◆ **Supplied passage**
☆ ☆ ☆ ☆

Re: [infomap-nlp-devel] Re: [infomap-nlp-users] Infomap. Can I choose and feed "content-bearing words" to "count_wordvec"? (fwd)

From: Beate D. <do...@IM...> - 2004-03-10 17:47:56

Dear Scott,

I am busy writing lately, but I don't mind adding this feature. Do you
think it'd be early enough if I did it during the weekend?

It's the initialize_column_indices routine (in dict.c) which picks the
column labels. I remember that we did earlier experiments with picking the
top words according to tf-idf as column labels rather than the top
frequent ones.

I think it wouldn't be a big deal to hand over a Boolean variable
$FROM_FILE to initialize_column_indices which indicates whether column
indices should be computed or read from a file.
We could let a user "turn on" this variable by adding an option
-cols_from_file to infomap-build which passes the value to
intialize_col_indices via count_wordvec.c. Does that make sense?

Best wishes,
Beate



On Tue, 9 Mar 2004, Scott James Cederberg wrote:

>Dominic and Shugi,
>
>   I'm CC'ing this reply to infomap-nlp-devel, because in theory the
>   sort of discussion touched off by Dominic's message below (about
>   how to add this feature) should take place there.
>
>   I'm not familiar with where and how count_wordvec chooses the
>   content-bearing words, but I think the easiest thing would be to
>   modularize the part where it does that (e.g. into a separate function),
>   and then create another function that instead read content bearing
>   words from a file.  Which function was called could be controlled
>   by a command-line option.
>
>   I've already got a bit of a backlog of reported but unfixed bugs;
>   I'm hoping to dig my way out from under that by the end of the
>   week.  Hopefully next week I would then have time to add this
>   feature.
>
>   If anyone else wants to take it on, please let me know.
>
>                                                          Scott
>
>
>On Fri, Mar 05, 2004 at 07:00:19PM -0800, Dominic Widdows wrote:
>>
>> Hi Scott,
>>
>> I know we talked about this in the past - is it doable or shall we tell
>> people it's on the back burner?

☆ ☆ ☆ ☆

◆ **Actions to take**
[1] Answer these questions about the Infomap mailing list thread:
(a) Which routine picks the column labels, and in which file is it found?
(b) What option does Beate suggest adding to infomap-build?
(c) Why does Scott copy his reply to infomap-nlp-devel?
[2] Carry on the Infomap mailing list thread from its last line.
The data that follow have nothing to do with the Infomap mailing list thread.

◆ **Supplied information**
☆ ☆ ☆ ☆

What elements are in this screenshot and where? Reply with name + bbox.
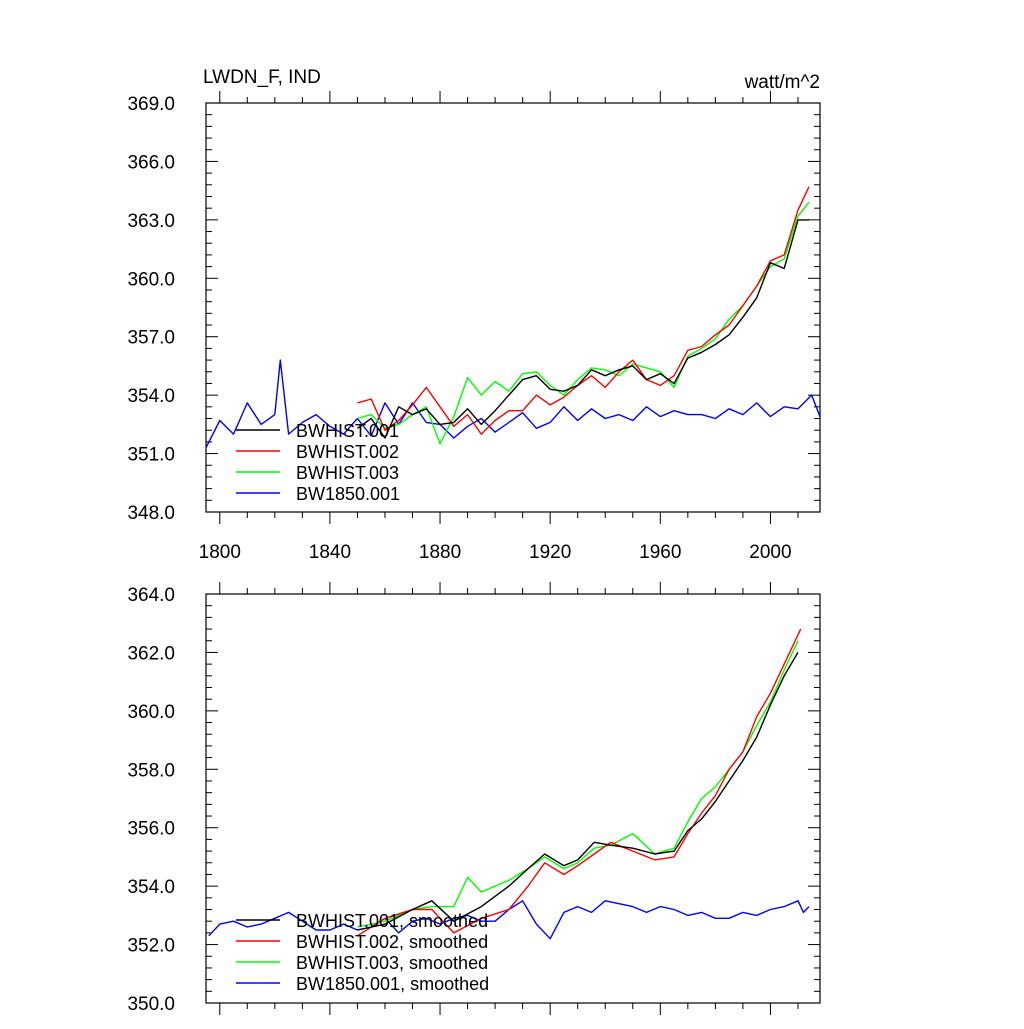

☆ ☆ ☆ ☆

◆ **Results of the tasks**
[1]
(a) The initialize_column_indices routine, in dict.c.
(b) The option -cols_from_file.
(c) In theory, the discussion about how to add this feature should take place there.

[2]
>>
>> As far as I can tell, it's just a question of putting a different list of
>> words into memory and telling the count_wordvec program to look there.
>> Which could be a total can of worms in C.
>>
>> Best wishes,
>> Dominic
>>
>> ---------- Forwarded message ----------
>> Date: Fri, 5 Mar 2004 18:53:17 -0800
>> From: Shuji Yamaguchi <yam...@ya...>
>> To: inf...@li...
>> Subject: [infomap-nlp-users] Infomap. Can I choose and feed
>>     "content-bearing words" to "count_wordvec"?
>>
>> Hi InfoMap admin and users,
>>
>> I wonder whether I could choose the "content-bearing words" myself and feed
>> them into the pre-processing of InfoMap.
>> The count_wordvec appears to be the program that does it. According to its
>> man page, the content words are chosen from the ones in "ranking 50-1049".
>> Are there any way to customize this by use of options and/or parameters?
>>
>> Thank you for your support.
>> Regards, Shuji
>>
>> Shuji Yamaguchi,
>> Fellow, Reuters Digital Vision Program, CSLI, Stanford.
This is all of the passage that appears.